● THE REQUEST: Where a line of the listing below includes the word "справочное", reproduce that line.

Data records

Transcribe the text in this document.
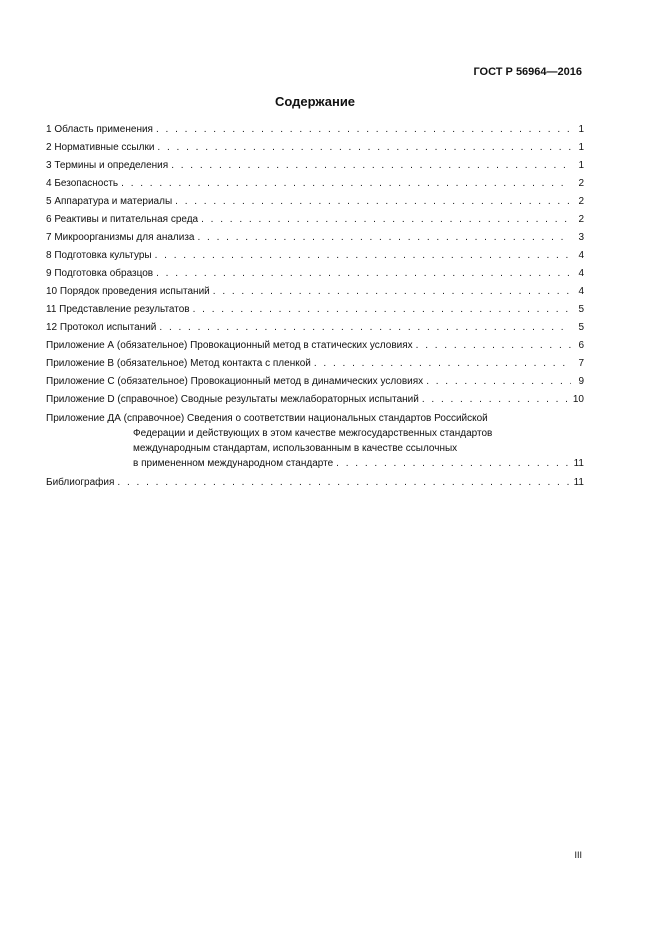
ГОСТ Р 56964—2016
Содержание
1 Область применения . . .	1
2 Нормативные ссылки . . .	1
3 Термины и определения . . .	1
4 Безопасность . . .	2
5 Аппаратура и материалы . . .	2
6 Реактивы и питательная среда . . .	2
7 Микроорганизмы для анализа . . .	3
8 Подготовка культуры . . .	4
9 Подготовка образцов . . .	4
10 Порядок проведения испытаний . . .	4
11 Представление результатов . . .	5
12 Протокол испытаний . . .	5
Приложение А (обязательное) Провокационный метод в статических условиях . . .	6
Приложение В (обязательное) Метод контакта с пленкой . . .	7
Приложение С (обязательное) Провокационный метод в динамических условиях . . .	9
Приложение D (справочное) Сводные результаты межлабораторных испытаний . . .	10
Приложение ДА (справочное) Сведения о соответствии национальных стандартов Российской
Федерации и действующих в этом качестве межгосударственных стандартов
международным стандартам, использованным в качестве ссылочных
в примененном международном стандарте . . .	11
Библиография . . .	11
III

● SOLUTION TO THIS PROBLEM:
Приложение D (справочное) Сводные результаты межлабораторных испытаний . . .	10
Приложение ДА (справочное) Сведения о соответствии национальных стандартов Российской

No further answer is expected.